Data items
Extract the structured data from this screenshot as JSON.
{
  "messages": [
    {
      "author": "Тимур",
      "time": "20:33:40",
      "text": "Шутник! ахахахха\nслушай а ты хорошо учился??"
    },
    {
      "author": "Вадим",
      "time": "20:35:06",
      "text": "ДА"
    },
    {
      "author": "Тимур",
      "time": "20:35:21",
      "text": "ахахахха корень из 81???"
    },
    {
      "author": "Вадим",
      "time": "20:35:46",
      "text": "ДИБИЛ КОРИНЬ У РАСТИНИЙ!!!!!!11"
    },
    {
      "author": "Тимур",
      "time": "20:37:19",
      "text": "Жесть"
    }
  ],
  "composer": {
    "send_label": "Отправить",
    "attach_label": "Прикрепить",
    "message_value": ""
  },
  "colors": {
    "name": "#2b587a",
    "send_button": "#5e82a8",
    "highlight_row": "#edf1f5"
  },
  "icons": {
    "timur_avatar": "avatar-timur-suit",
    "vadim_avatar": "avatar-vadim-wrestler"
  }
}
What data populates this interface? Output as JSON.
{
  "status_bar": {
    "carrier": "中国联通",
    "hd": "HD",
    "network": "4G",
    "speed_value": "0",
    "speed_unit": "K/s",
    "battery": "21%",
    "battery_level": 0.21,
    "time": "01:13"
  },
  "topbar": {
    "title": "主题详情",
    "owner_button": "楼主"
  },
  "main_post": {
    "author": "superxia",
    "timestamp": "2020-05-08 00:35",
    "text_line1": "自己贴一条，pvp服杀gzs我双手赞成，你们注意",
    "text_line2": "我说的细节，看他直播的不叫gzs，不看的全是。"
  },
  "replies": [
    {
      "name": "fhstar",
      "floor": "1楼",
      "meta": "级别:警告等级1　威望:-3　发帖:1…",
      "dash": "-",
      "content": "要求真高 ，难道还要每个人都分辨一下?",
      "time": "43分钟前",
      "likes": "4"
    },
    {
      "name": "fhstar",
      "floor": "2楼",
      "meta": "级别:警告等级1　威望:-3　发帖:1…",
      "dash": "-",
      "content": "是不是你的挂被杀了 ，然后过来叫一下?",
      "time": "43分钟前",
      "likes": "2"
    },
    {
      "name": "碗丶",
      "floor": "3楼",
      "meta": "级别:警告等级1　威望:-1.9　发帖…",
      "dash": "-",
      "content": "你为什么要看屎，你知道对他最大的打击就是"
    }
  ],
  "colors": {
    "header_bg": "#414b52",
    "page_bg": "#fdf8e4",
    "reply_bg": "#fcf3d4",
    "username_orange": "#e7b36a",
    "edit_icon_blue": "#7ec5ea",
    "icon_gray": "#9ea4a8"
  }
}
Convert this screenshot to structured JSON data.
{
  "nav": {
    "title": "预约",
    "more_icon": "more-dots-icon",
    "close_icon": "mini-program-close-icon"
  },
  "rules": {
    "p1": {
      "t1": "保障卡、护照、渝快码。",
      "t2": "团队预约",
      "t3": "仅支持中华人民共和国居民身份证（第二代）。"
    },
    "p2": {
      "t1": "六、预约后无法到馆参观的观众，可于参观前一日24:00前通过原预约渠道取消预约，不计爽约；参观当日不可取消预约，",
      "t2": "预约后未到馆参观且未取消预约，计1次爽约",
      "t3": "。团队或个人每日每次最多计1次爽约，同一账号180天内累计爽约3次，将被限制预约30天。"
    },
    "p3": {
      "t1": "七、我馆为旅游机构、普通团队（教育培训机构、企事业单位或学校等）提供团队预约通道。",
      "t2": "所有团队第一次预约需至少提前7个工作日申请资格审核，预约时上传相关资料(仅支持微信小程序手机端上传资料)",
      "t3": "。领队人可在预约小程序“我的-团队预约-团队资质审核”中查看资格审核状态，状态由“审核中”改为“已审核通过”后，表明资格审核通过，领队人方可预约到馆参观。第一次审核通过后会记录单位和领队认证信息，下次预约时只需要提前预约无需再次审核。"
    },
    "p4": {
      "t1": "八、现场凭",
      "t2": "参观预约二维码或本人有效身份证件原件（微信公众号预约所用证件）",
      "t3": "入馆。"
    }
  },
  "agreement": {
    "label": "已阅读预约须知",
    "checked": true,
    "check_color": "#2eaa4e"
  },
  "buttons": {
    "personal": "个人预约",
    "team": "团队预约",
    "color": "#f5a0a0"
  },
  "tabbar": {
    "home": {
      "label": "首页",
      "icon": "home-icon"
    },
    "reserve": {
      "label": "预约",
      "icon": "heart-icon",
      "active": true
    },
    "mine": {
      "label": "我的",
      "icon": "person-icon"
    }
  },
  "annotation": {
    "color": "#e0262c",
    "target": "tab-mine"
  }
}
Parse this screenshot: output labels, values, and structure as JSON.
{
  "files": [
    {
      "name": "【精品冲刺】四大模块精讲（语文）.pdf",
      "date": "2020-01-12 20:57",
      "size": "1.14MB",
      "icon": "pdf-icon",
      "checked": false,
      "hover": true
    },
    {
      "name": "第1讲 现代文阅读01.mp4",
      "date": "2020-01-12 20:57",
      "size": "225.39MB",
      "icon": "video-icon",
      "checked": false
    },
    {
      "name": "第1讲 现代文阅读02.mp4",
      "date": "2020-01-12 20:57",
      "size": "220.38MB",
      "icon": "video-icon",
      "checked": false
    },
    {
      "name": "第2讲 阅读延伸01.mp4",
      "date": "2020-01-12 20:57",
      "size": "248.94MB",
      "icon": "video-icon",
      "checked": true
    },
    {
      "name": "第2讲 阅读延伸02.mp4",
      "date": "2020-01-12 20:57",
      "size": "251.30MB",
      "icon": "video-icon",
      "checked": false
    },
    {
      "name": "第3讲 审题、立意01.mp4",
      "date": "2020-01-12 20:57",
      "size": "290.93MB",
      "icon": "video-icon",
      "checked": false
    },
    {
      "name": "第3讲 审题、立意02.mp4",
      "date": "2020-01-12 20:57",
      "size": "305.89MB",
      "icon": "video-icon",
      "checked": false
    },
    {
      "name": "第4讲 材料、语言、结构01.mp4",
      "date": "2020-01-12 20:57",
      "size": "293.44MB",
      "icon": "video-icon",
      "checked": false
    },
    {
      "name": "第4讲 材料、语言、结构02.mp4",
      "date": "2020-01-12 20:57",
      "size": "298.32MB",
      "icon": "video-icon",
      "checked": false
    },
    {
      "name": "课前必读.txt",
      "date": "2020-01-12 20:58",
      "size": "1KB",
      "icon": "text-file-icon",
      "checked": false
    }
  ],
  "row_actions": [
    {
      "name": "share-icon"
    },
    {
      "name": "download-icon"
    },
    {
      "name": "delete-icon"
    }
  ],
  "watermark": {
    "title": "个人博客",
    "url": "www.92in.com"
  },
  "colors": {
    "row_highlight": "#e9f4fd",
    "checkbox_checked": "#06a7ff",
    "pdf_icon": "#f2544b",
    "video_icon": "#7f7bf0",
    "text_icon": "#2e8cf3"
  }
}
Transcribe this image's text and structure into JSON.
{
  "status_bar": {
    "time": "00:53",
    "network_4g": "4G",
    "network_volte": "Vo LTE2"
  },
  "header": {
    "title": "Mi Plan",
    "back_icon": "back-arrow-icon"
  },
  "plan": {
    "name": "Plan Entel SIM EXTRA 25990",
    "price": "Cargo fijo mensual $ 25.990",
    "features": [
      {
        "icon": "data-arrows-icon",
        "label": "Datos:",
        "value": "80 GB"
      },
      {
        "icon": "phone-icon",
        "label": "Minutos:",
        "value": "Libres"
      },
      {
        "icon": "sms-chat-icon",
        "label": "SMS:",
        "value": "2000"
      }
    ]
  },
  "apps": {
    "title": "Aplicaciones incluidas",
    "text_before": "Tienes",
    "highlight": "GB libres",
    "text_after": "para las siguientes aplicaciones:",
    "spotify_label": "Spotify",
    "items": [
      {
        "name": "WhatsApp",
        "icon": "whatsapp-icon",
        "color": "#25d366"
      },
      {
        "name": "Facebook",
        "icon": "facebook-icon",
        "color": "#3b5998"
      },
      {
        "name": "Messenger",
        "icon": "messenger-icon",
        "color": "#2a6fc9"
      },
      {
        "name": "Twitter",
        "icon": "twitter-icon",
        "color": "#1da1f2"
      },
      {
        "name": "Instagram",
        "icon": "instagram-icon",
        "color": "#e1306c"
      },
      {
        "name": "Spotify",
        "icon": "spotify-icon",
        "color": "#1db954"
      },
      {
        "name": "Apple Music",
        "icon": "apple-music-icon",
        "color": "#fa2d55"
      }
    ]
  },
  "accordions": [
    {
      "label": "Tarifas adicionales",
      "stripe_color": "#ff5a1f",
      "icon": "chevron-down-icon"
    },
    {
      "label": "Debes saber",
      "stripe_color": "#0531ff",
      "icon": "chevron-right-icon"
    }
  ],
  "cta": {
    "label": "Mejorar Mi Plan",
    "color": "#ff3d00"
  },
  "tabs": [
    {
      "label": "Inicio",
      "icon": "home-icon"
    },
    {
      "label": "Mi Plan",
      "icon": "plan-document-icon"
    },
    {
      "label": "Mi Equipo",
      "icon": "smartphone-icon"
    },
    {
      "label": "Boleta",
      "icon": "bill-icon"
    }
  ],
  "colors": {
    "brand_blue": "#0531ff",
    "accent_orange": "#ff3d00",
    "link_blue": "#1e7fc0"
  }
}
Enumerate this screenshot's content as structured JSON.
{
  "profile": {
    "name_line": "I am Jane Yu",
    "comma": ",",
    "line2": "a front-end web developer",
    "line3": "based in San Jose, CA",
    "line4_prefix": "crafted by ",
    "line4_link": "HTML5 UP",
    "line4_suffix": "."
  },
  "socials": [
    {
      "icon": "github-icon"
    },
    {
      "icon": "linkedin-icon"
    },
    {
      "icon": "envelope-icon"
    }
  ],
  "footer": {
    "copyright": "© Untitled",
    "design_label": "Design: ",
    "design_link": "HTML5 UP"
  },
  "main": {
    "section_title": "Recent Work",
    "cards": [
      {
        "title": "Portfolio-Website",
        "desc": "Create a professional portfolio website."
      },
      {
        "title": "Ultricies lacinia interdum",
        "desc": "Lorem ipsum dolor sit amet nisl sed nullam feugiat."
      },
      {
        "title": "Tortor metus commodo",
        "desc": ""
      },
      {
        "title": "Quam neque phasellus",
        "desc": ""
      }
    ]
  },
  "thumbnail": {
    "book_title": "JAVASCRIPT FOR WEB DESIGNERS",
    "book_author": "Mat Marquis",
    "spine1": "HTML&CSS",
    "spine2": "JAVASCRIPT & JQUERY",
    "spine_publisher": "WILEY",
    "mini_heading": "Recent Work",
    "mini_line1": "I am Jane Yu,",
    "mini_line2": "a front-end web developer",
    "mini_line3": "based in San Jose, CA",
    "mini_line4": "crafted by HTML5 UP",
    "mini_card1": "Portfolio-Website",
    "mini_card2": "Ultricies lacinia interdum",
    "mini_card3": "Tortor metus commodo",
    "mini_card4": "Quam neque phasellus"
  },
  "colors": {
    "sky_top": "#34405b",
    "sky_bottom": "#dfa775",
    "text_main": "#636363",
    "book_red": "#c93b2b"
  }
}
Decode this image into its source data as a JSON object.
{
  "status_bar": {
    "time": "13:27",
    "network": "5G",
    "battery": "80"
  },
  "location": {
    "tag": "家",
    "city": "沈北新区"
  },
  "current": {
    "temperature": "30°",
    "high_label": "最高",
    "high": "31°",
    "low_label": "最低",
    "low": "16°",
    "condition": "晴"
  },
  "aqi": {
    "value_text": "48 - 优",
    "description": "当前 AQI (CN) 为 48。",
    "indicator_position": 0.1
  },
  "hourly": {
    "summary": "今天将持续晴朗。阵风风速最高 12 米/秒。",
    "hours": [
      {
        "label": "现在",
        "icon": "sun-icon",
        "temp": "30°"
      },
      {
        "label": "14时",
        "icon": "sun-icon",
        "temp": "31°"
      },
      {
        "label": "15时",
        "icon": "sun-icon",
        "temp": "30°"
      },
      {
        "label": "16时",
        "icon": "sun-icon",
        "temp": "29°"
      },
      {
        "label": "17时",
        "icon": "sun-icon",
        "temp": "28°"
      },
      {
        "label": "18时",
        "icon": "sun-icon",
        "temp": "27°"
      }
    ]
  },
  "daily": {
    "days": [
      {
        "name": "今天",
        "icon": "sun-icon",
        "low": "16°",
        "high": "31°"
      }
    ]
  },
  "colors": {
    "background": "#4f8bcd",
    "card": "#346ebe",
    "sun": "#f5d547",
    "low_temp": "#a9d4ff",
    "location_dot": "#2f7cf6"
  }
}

:: The task ::
Determine how many of the lines above hold the word "Quam", and output that number by itself.

:: Answer for this exercise ::
2